Data extracted from a collection
◇ ◇ ◇
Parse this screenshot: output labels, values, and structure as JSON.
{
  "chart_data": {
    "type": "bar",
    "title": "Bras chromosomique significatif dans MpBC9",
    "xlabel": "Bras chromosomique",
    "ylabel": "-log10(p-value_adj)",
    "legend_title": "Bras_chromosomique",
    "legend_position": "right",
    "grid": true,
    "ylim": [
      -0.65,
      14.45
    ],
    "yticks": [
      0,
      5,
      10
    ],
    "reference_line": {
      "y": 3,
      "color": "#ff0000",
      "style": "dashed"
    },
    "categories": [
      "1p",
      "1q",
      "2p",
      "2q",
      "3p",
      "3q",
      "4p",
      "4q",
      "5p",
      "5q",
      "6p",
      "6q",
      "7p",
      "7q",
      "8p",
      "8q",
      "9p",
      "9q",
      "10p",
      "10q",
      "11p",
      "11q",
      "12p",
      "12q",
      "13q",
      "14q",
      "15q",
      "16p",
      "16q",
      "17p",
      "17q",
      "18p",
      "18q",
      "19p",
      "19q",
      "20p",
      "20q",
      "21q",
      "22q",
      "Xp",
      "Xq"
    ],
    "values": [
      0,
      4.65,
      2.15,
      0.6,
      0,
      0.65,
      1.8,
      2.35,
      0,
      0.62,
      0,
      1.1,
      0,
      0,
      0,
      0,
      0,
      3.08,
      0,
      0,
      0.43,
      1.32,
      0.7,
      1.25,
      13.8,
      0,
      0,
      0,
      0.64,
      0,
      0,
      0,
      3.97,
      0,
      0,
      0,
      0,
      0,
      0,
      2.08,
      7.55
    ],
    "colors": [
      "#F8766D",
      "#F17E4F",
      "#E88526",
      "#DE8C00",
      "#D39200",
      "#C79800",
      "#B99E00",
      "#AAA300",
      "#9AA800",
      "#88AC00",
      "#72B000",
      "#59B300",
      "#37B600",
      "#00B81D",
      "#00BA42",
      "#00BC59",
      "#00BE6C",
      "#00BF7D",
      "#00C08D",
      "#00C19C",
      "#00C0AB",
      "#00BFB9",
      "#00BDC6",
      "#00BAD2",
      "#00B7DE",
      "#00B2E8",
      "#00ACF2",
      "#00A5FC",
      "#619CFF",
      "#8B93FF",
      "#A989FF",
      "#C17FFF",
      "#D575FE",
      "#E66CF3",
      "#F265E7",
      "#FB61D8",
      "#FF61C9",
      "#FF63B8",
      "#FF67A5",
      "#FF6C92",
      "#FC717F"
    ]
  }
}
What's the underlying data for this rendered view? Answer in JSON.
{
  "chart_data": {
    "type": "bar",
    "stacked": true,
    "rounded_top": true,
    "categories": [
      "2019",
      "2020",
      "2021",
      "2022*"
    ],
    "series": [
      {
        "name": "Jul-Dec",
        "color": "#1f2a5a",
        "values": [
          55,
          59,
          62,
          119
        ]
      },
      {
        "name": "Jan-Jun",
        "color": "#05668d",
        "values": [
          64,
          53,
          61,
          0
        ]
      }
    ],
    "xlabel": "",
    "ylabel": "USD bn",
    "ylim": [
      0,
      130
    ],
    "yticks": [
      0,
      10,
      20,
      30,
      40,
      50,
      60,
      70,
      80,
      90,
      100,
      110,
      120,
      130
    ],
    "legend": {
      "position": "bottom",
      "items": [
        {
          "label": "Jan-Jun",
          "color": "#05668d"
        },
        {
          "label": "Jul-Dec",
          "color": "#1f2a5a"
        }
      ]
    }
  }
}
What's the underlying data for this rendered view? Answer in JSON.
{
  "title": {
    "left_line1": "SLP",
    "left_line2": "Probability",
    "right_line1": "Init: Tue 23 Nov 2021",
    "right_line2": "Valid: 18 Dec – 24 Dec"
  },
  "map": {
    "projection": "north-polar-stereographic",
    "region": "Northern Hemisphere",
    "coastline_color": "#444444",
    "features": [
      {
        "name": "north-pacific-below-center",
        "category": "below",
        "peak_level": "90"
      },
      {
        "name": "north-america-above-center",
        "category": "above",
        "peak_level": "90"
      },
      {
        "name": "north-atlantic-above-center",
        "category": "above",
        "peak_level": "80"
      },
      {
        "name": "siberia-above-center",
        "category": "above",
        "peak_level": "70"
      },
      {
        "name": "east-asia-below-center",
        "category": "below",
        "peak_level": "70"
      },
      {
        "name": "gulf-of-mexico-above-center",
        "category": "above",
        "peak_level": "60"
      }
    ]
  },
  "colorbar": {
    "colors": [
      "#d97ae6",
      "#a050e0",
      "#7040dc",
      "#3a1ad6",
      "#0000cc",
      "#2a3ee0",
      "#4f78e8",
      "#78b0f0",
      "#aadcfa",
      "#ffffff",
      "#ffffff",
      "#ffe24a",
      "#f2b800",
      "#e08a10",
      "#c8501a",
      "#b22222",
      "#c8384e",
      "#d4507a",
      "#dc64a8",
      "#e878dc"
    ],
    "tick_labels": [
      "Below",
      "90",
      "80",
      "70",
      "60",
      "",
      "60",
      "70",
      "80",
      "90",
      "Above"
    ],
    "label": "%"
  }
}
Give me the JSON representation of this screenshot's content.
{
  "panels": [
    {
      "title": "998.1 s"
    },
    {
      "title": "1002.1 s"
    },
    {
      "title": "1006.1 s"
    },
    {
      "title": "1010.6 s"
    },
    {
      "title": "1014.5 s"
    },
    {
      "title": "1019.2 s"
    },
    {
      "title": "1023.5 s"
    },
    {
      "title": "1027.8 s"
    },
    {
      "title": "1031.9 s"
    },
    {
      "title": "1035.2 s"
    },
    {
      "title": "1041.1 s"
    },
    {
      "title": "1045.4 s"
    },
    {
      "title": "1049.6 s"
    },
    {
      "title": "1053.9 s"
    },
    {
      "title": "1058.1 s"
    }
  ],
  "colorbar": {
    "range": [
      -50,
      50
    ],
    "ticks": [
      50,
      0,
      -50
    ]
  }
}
◇ ◇ ◇
■ Given task ■
Provide the number of lines in these entries that hold the word "values", without any accompanying text.

■ Task result ■
4